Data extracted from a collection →

* * * * * * * * *

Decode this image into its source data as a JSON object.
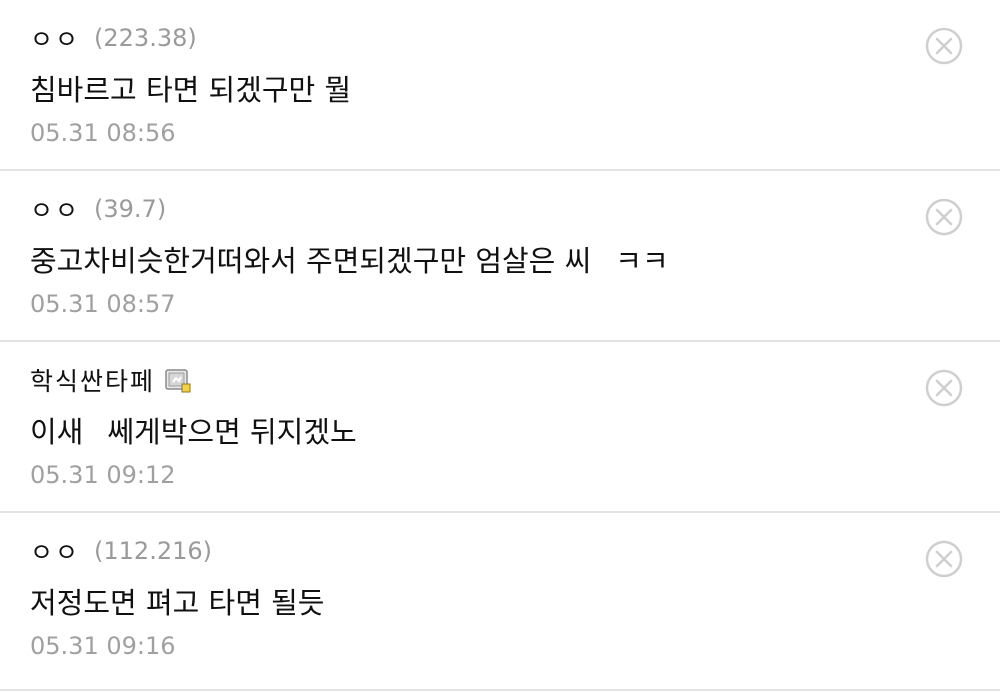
{
  "comments": [
    {
      "nickname": "ㅇㅇ",
      "ip": "(223.38)",
      "text_parts": [
        "침바르고 타면 되겠구만 뭘"
      ],
      "timestamp": "05.31 08:56",
      "has_member_icon": false,
      "delete_icon": "circle-x-icon"
    },
    {
      "nickname": "ㅇㅇ",
      "ip": "(39.7)",
      "text_parts": [
        "중고차비슷한거떠와서 주면되겠구만 엄살은 씨",
        "ㅋㅋ"
      ],
      "timestamp": "05.31 08:57",
      "has_member_icon": false,
      "delete_icon": "circle-x-icon"
    },
    {
      "nickname": "학식싼타페",
      "ip": "",
      "text_parts": [
        "이새",
        "쎄게박으면 뒤지겠노"
      ],
      "timestamp": "05.31 09:12",
      "has_member_icon": true,
      "member_icon": "fixed-nickname-icon",
      "delete_icon": "circle-x-icon"
    },
    {
      "nickname": "ㅇㅇ",
      "ip": "(112.216)",
      "text_parts": [
        "저정도면 펴고 타면 될듯"
      ],
      "timestamp": "05.31 09:16",
      "has_member_icon": false,
      "delete_icon": "circle-x-icon"
    }
  ],
  "colors": {
    "text": "#111111",
    "meta": "#9a9a9a",
    "divider": "#e3e3e3",
    "delete_icon": "#cfcfcf"
  }
}
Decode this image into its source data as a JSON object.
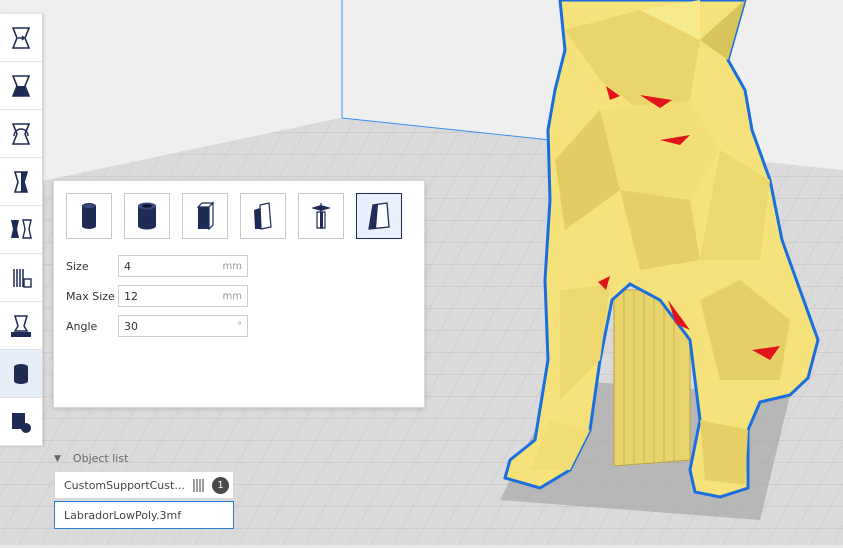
{
  "support_panel": {
    "types": [
      {
        "name": "cylinder",
        "selected": false
      },
      {
        "name": "tube",
        "selected": false
      },
      {
        "name": "cube",
        "selected": false
      },
      {
        "name": "abutment",
        "selected": false
      },
      {
        "name": "freeform",
        "selected": false
      },
      {
        "name": "custom",
        "selected": true
      }
    ],
    "params": {
      "size": {
        "label": "Size",
        "value": "4",
        "unit": "mm"
      },
      "max_size": {
        "label": "Max Size",
        "value": "12",
        "unit": "mm"
      },
      "angle": {
        "label": "Angle",
        "value": "30",
        "unit": "°"
      }
    }
  },
  "object_list": {
    "title": "Object list",
    "items": [
      {
        "label": "CustomSupportCust...",
        "badge": "1"
      },
      {
        "label": "LabradorLowPoly.3mf"
      }
    ]
  },
  "colors": {
    "model_fill": "#f5e27a",
    "model_outline": "#1a6fe0",
    "overhang": "#e0141a",
    "build_plate": "#d9d9d9",
    "accent": "#1f2a55"
  }
}
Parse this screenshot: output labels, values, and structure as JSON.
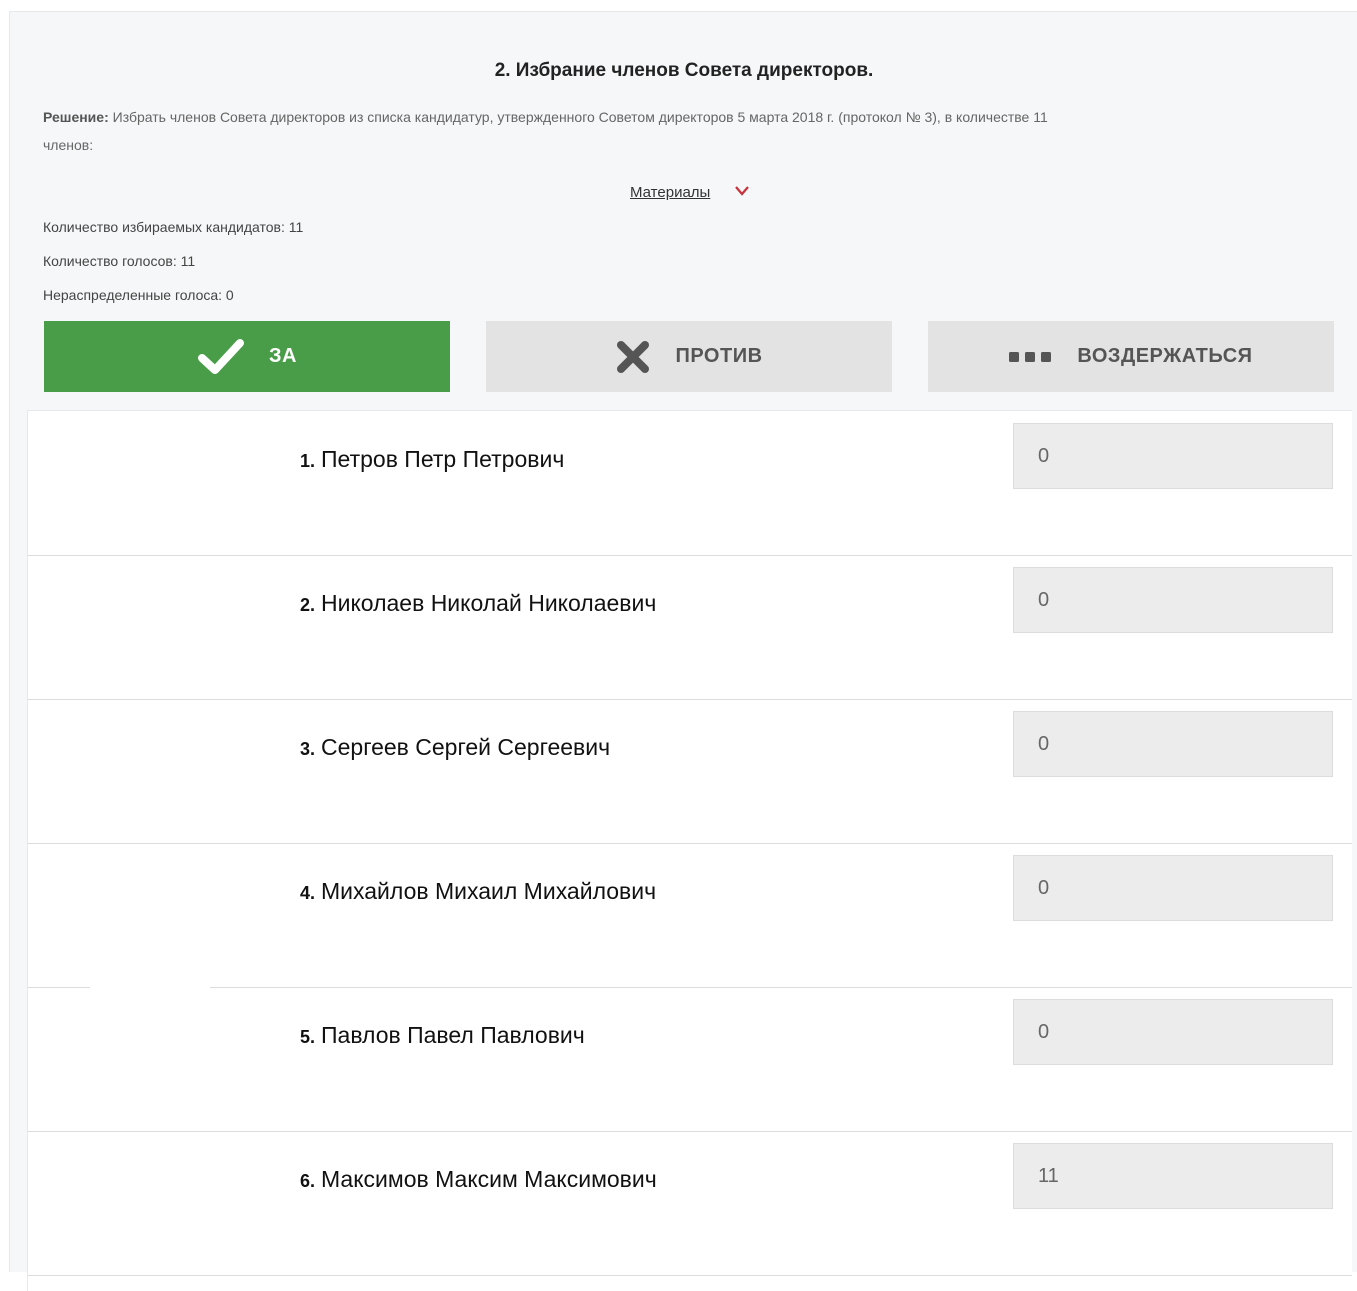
{
  "question": {
    "title": "2. Избрание членов Совета директоров.",
    "decision_label": "Решение:",
    "decision_text": "Избрать членов Совета директоров из списка кандидатур, утвержденного Советом директоров 5 марта 2018 г. (протокол № 3), в количестве 11 членов:",
    "materials_link": "Материалы"
  },
  "stats": {
    "candidates_count": "Количество избираемых кандидатов: 11",
    "votes_count": "Количество голосов: 11",
    "unallocated_votes": "Нераспределенные голоса: 0"
  },
  "vote_buttons": {
    "for": "ЗА",
    "against": "ПРОТИВ",
    "abstain": "ВОЗДЕРЖАТЬСЯ",
    "selected": "for"
  },
  "candidates": [
    {
      "num": "1.",
      "name": "Петров Петр Петрович",
      "votes": "0"
    },
    {
      "num": "2.",
      "name": "Николаев Николай Николаевич",
      "votes": "0"
    },
    {
      "num": "3.",
      "name": "Сергеев Сергей Сергеевич",
      "votes": "0"
    },
    {
      "num": "4.",
      "name": "Михайлов Михаил Михайлович",
      "votes": "0"
    },
    {
      "num": "5.",
      "name": "Павлов Павел Павлович",
      "votes": "0"
    },
    {
      "num": "6.",
      "name": "Максимов Максим Максимович",
      "votes": "11"
    }
  ],
  "colors": {
    "for_active": "#4a9d48",
    "button_inactive": "#e3e3e3",
    "chevron": "#c8323c"
  }
}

* * * * * * * * *

What to work on →
Drop the images and repeat the data exactly.

Final answer →
Decode this image into its source data as a JSON object.
{
  "comments": [
    {
      "nickname": "ㅇㅇ",
      "ip": "(223.38)",
      "text_parts": [
        "침바르고 타면 되겠구만 뭘"
      ],
      "timestamp": "05.31 08:56",
      "has_member_icon": false,
      "delete_icon": "circle-x-icon"
    },
    {
      "nickname": "ㅇㅇ",
      "ip": "(39.7)",
      "text_parts": [
        "중고차비슷한거떠와서 주면되겠구만 엄살은 씨",
        "ㅋㅋ"
      ],
      "timestamp": "05.31 08:57",
      "has_member_icon": false,
      "delete_icon": "circle-x-icon"
    },
    {
      "nickname": "학식싼타페",
      "ip": "",
      "text_parts": [
        "이새",
        "쎄게박으면 뒤지겠노"
      ],
      "timestamp": "05.31 09:12",
      "has_member_icon": true,
      "member_icon": "fixed-nickname-icon",
      "delete_icon": "circle-x-icon"
    },
    {
      "nickname": "ㅇㅇ",
      "ip": "(112.216)",
      "text_parts": [
        "저정도면 펴고 타면 될듯"
      ],
      "timestamp": "05.31 09:16",
      "has_member_icon": false,
      "delete_icon": "circle-x-icon"
    }
  ],
  "colors": {
    "text": "#111111",
    "meta": "#9a9a9a",
    "divider": "#e3e3e3",
    "delete_icon": "#cfcfcf"
  }
}
Decode this image into its source data as a JSON object.
{
  "support_panel": {
    "types": [
      {
        "name": "cylinder",
        "selected": false
      },
      {
        "name": "tube",
        "selected": false
      },
      {
        "name": "cube",
        "selected": false
      },
      {
        "name": "abutment",
        "selected": false
      },
      {
        "name": "freeform",
        "selected": false
      },
      {
        "name": "custom",
        "selected": true
      }
    ],
    "params": {
      "size": {
        "label": "Size",
        "value": "4",
        "unit": "mm"
      },
      "max_size": {
        "label": "Max Size",
        "value": "12",
        "unit": "mm"
      },
      "angle": {
        "label": "Angle",
        "value": "30",
        "unit": "°"
      }
    }
  },
  "object_list": {
    "title": "Object list",
    "items": [
      {
        "label": "CustomSupportCust...",
        "badge": "1"
      },
      {
        "label": "LabradorLowPoly.3mf"
      }
    ]
  },
  "colors": {
    "model_fill": "#f5e27a",
    "model_outline": "#1a6fe0",
    "overhang": "#e0141a",
    "build_plate": "#d9d9d9",
    "accent": "#1f2a55"
  }
}
Parse this screenshot: output labels, values, and structure as JSON.
{
  "question": {
    "title": "2. Избрание членов Совета директоров.",
    "decision_label": "Решение:",
    "decision_text": "Избрать членов Совета директоров из списка кандидатур, утвержденного Советом директоров 5 марта 2018 г. (протокол № 3), в количестве 11 членов:",
    "materials_link": "Материалы"
  },
  "stats": {
    "candidates_count": "Количество избираемых кандидатов: 11",
    "votes_count": "Количество голосов: 11",
    "unallocated_votes": "Нераспределенные голоса: 0"
  },
  "vote_buttons": {
    "for": "ЗА",
    "against": "ПРОТИВ",
    "abstain": "ВОЗДЕРЖАТЬСЯ",
    "selected": "for"
  },
  "candidates": [
    {
      "num": "1.",
      "name": "Петров Петр Петрович",
      "votes": "0"
    },
    {
      "num": "2.",
      "name": "Николаев Николай Николаевич",
      "votes": "0"
    },
    {
      "num": "3.",
      "name": "Сергеев Сергей Сергеевич",
      "votes": "0"
    },
    {
      "num": "4.",
      "name": "Михайлов Михаил Михайлович",
      "votes": "0"
    },
    {
      "num": "5.",
      "name": "Павлов Павел Павлович",
      "votes": "0"
    },
    {
      "num": "6.",
      "name": "Максимов Максим Максимович",
      "votes": "11"
    }
  ],
  "colors": {
    "for_active": "#4a9d48",
    "button_inactive": "#e3e3e3",
    "chevron": "#c8323c"
  }
}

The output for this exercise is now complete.